Source records

---

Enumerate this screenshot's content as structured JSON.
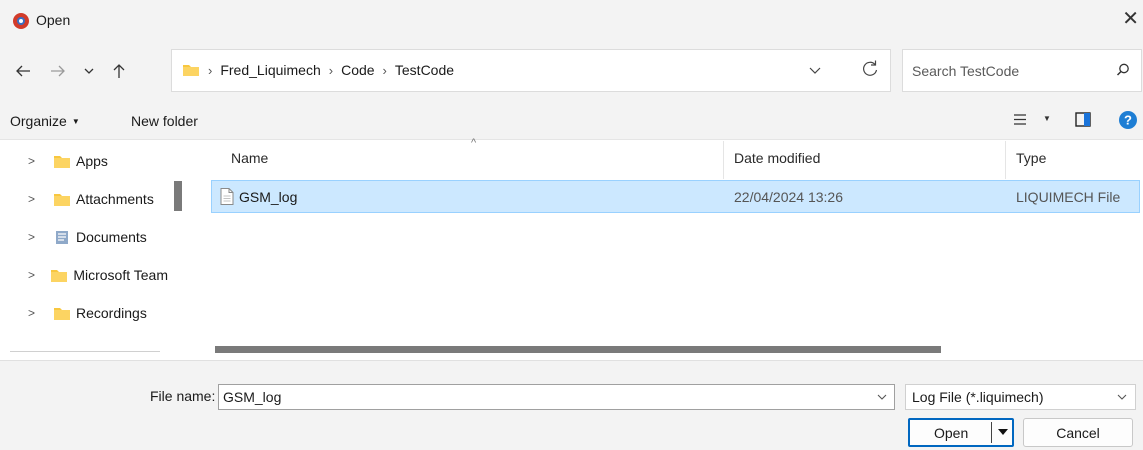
{
  "window": {
    "title": "Open"
  },
  "navigation": {
    "path": [
      "Fred_Liquimech",
      "Code",
      "TestCode"
    ],
    "search_placeholder": "Search TestCode"
  },
  "toolbar": {
    "organize_label": "Organize",
    "new_folder_label": "New folder"
  },
  "sidebar": {
    "items": [
      {
        "label": "Apps",
        "icon": "folder-icon"
      },
      {
        "label": "Attachments",
        "icon": "folder-icon"
      },
      {
        "label": "Documents",
        "icon": "documents-icon"
      },
      {
        "label": "Microsoft Team",
        "icon": "folder-icon"
      },
      {
        "label": "Recordings",
        "icon": "folder-icon"
      }
    ]
  },
  "file_list": {
    "columns": [
      "Name",
      "Date modified",
      "Type"
    ],
    "rows": [
      {
        "name": "GSM_log",
        "date_modified": "22/04/2024 13:26",
        "type": "LIQUIMECH File",
        "selected": true
      }
    ]
  },
  "footer": {
    "file_name_label": "File name:",
    "file_name_value": "GSM_log",
    "file_type_value": "Log File (*.liquimech)",
    "open_label": "Open",
    "cancel_label": "Cancel"
  },
  "colors": {
    "selection": "#cce8ff",
    "accent": "#0067c0",
    "folder": "#f8c73f"
  }
}
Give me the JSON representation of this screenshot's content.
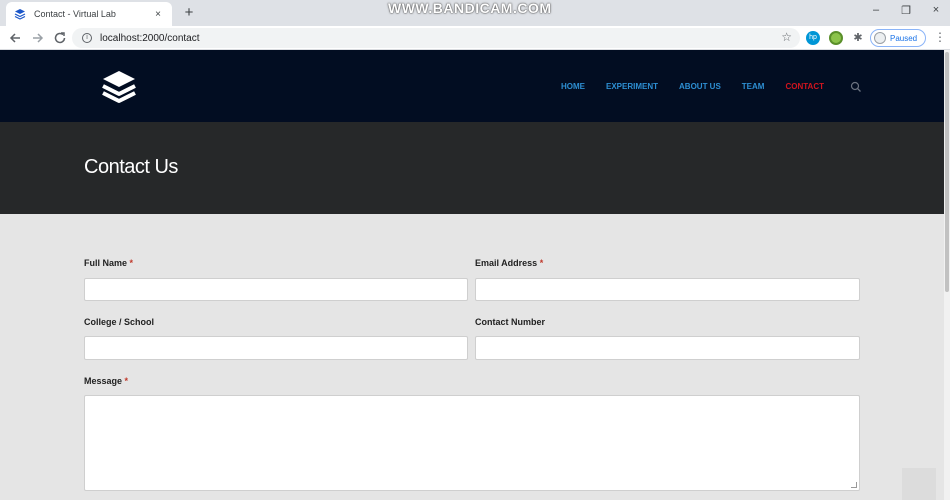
{
  "browser": {
    "tab_title": "Contact - Virtual Lab",
    "tab_close": "×",
    "new_tab": "+",
    "url": "localhost:2000/contact",
    "profile_status": "Paused",
    "watermark": "WWW.BANDICAM.COM",
    "window_controls": [
      "–",
      "❐",
      "×"
    ]
  },
  "site": {
    "nav": [
      "HOME",
      "EXPERIMENT",
      "ABOUT US",
      "TEAM",
      "CONTACT"
    ],
    "active_nav": "CONTACT",
    "page_title": "Contact Us"
  },
  "form": {
    "full_name_label": "Full Name",
    "email_label": "Email Address",
    "college_label": "College / School",
    "contact_label": "Contact Number",
    "message_label": "Message",
    "required_mark": "*",
    "full_name_value": "",
    "email_value": "",
    "college_value": "",
    "contact_value": "",
    "message_value": ""
  },
  "colors": {
    "header_bg": "#020d22",
    "nav_link": "#2d8fd3",
    "nav_active": "#d0141e",
    "hero_bg": "#262829",
    "page_bg": "#e5e5e5"
  },
  "icons": [
    "layers-icon",
    "info-icon",
    "star-icon",
    "search-icon",
    "extensions-icon",
    "back-icon",
    "forward-icon",
    "reload-icon",
    "more-icon"
  ]
}
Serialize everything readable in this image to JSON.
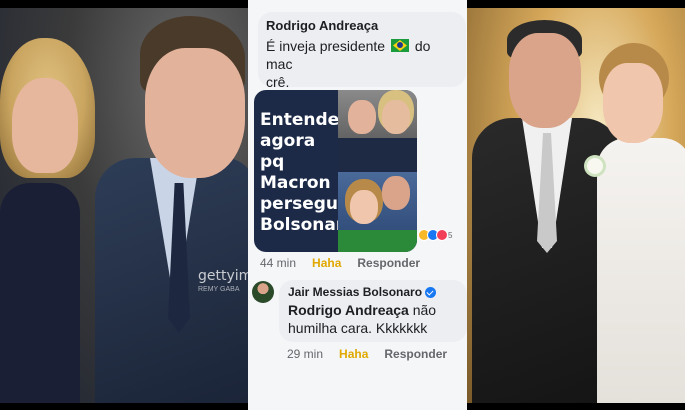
{
  "left_photo": {
    "watermark": "gettyim",
    "watermark_sub": "REMY GABA"
  },
  "comment1": {
    "author": "Rodrigo Andreaça",
    "text_before_flag": "É inveja presidente",
    "flag_icon": "brazil-flag-icon",
    "text_after_flag": "do mac",
    "text_line2": "crê.",
    "meme_text": "Entende agora pq Macron persegue Bolsonaro?",
    "reaction_count": "5",
    "reactions": [
      "haha-icon",
      "like-icon",
      "love-icon"
    ],
    "time": "44 min",
    "haha_label": "Haha",
    "reply_label": "Responder"
  },
  "comment2": {
    "author": "Jair Messias Bolsonaro",
    "mention": "Rodrigo Andreaça",
    "text": "não humilha cara. Kkkkkkk",
    "time": "29 min",
    "haha_label": "Haha",
    "reply_label": "Responder"
  },
  "colors": {
    "haha": "#e0a800",
    "verified": "#1877f2",
    "bubble": "#eceef2"
  }
}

---

* _Goal of the exercise_
Output the material word for word, omitting its pictures.

* _Answer to this problem_
Enumerate this screenshot's content as structured JSON.
{
  "window": {
    "title": "Open"
  },
  "navigation": {
    "path": [
      "Fred_Liquimech",
      "Code",
      "TestCode"
    ],
    "search_placeholder": "Search TestCode"
  },
  "toolbar": {
    "organize_label": "Organize",
    "new_folder_label": "New folder"
  },
  "sidebar": {
    "items": [
      {
        "label": "Apps",
        "icon": "folder-icon"
      },
      {
        "label": "Attachments",
        "icon": "folder-icon"
      },
      {
        "label": "Documents",
        "icon": "documents-icon"
      },
      {
        "label": "Microsoft Team",
        "icon": "folder-icon"
      },
      {
        "label": "Recordings",
        "icon": "folder-icon"
      }
    ]
  },
  "file_list": {
    "columns": [
      "Name",
      "Date modified",
      "Type"
    ],
    "rows": [
      {
        "name": "GSM_log",
        "date_modified": "22/04/2024 13:26",
        "type": "LIQUIMECH File",
        "selected": true
      }
    ]
  },
  "footer": {
    "file_name_label": "File name:",
    "file_name_value": "GSM_log",
    "file_type_value": "Log File (*.liquimech)",
    "open_label": "Open",
    "cancel_label": "Cancel"
  },
  "colors": {
    "selection": "#cce8ff",
    "accent": "#0067c0",
    "folder": "#f8c73f"
  }
}
Give me the JSON representation of this screenshot's content.
{
  "browser": {
    "tab_title": "Contact - Virtual Lab",
    "tab_close": "×",
    "new_tab": "+",
    "url": "localhost:2000/contact",
    "profile_status": "Paused",
    "watermark": "WWW.BANDICAM.COM",
    "window_controls": [
      "–",
      "❐",
      "×"
    ]
  },
  "site": {
    "nav": [
      "HOME",
      "EXPERIMENT",
      "ABOUT US",
      "TEAM",
      "CONTACT"
    ],
    "active_nav": "CONTACT",
    "page_title": "Contact Us"
  },
  "form": {
    "full_name_label": "Full Name",
    "email_label": "Email Address",
    "college_label": "College / School",
    "contact_label": "Contact Number",
    "message_label": "Message",
    "required_mark": "*",
    "full_name_value": "",
    "email_value": "",
    "college_value": "",
    "contact_value": "",
    "message_value": ""
  },
  "colors": {
    "header_bg": "#020d22",
    "nav_link": "#2d8fd3",
    "nav_active": "#d0141e",
    "hero_bg": "#262829",
    "page_bg": "#e5e5e5"
  },
  "icons": [
    "layers-icon",
    "info-icon",
    "star-icon",
    "search-icon",
    "extensions-icon",
    "back-icon",
    "forward-icon",
    "reload-icon",
    "more-icon"
  ]
}
Serialize everything readable in this image to JSON.
{
  "left_photo": {
    "watermark": "gettyim",
    "watermark_sub": "REMY GABA"
  },
  "comment1": {
    "author": "Rodrigo Andreaça",
    "text_before_flag": "É inveja presidente",
    "flag_icon": "brazil-flag-icon",
    "text_after_flag": "do mac",
    "text_line2": "crê.",
    "meme_text": "Entende agora pq Macron persegue Bolsonaro?",
    "reaction_count": "5",
    "reactions": [
      "haha-icon",
      "like-icon",
      "love-icon"
    ],
    "time": "44 min",
    "haha_label": "Haha",
    "reply_label": "Responder"
  },
  "comment2": {
    "author": "Jair Messias Bolsonaro",
    "mention": "Rodrigo Andreaça",
    "text": "não humilha cara. Kkkkkkk",
    "time": "29 min",
    "haha_label": "Haha",
    "reply_label": "Responder"
  },
  "colors": {
    "haha": "#e0a800",
    "verified": "#1877f2",
    "bubble": "#eceef2"
  }
}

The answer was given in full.